- Set task: Repeat every entry word for word, but leave the images out of your copy.

(Records from a collection of figures)
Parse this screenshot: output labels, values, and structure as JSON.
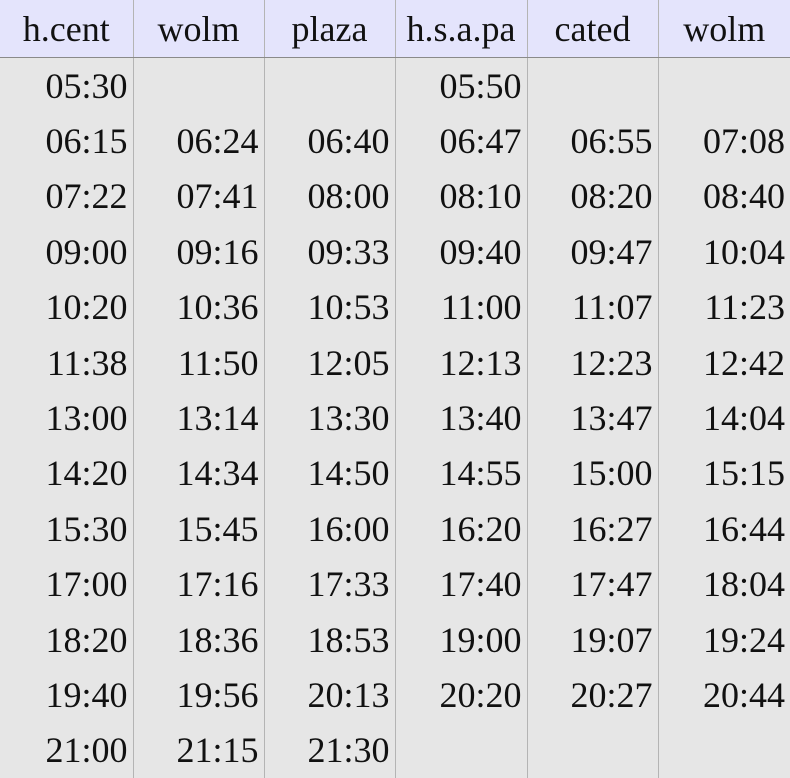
{
  "timetable": {
    "headers": [
      "h.cent",
      "wolm",
      "plaza",
      "h.s.a.pa",
      "cated",
      "wolm"
    ],
    "rows": [
      [
        "05:30",
        "",
        "",
        "05:50",
        "",
        ""
      ],
      [
        "06:15",
        "06:24",
        "06:40",
        "06:47",
        "06:55",
        "07:08"
      ],
      [
        "07:22",
        "07:41",
        "08:00",
        "08:10",
        "08:20",
        "08:40"
      ],
      [
        "09:00",
        "09:16",
        "09:33",
        "09:40",
        "09:47",
        "10:04"
      ],
      [
        "10:20",
        "10:36",
        "10:53",
        "11:00",
        "11:07",
        "11:23"
      ],
      [
        "11:38",
        "11:50",
        "12:05",
        "12:13",
        "12:23",
        "12:42"
      ],
      [
        "13:00",
        "13:14",
        "13:30",
        "13:40",
        "13:47",
        "14:04"
      ],
      [
        "14:20",
        "14:34",
        "14:50",
        "14:55",
        "15:00",
        "15:15"
      ],
      [
        "15:30",
        "15:45",
        "16:00",
        "16:20",
        "16:27",
        "16:44"
      ],
      [
        "17:00",
        "17:16",
        "17:33",
        "17:40",
        "17:47",
        "18:04"
      ],
      [
        "18:20",
        "18:36",
        "18:53",
        "19:00",
        "19:07",
        "19:24"
      ],
      [
        "19:40",
        "19:56",
        "20:13",
        "20:20",
        "20:27",
        "20:44"
      ],
      [
        "21:00",
        "21:15",
        "21:30",
        "",
        "",
        ""
      ]
    ]
  }
}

- Expected output:
Parse this screenshot: output labels, values, and structure as JSON.
{
  "timetable": {
    "headers": [
      "h.cent",
      "wolm",
      "plaza",
      "h.s.a.pa",
      "cated",
      "wolm"
    ],
    "rows": [
      [
        "05:30",
        "",
        "",
        "05:50",
        "",
        ""
      ],
      [
        "06:15",
        "06:24",
        "06:40",
        "06:47",
        "06:55",
        "07:08"
      ],
      [
        "07:22",
        "07:41",
        "08:00",
        "08:10",
        "08:20",
        "08:40"
      ],
      [
        "09:00",
        "09:16",
        "09:33",
        "09:40",
        "09:47",
        "10:04"
      ],
      [
        "10:20",
        "10:36",
        "10:53",
        "11:00",
        "11:07",
        "11:23"
      ],
      [
        "11:38",
        "11:50",
        "12:05",
        "12:13",
        "12:23",
        "12:42"
      ],
      [
        "13:00",
        "13:14",
        "13:30",
        "13:40",
        "13:47",
        "14:04"
      ],
      [
        "14:20",
        "14:34",
        "14:50",
        "14:55",
        "15:00",
        "15:15"
      ],
      [
        "15:30",
        "15:45",
        "16:00",
        "16:20",
        "16:27",
        "16:44"
      ],
      [
        "17:00",
        "17:16",
        "17:33",
        "17:40",
        "17:47",
        "18:04"
      ],
      [
        "18:20",
        "18:36",
        "18:53",
        "19:00",
        "19:07",
        "19:24"
      ],
      [
        "19:40",
        "19:56",
        "20:13",
        "20:20",
        "20:27",
        "20:44"
      ],
      [
        "21:00",
        "21:15",
        "21:30",
        "",
        "",
        ""
      ]
    ]
  }
}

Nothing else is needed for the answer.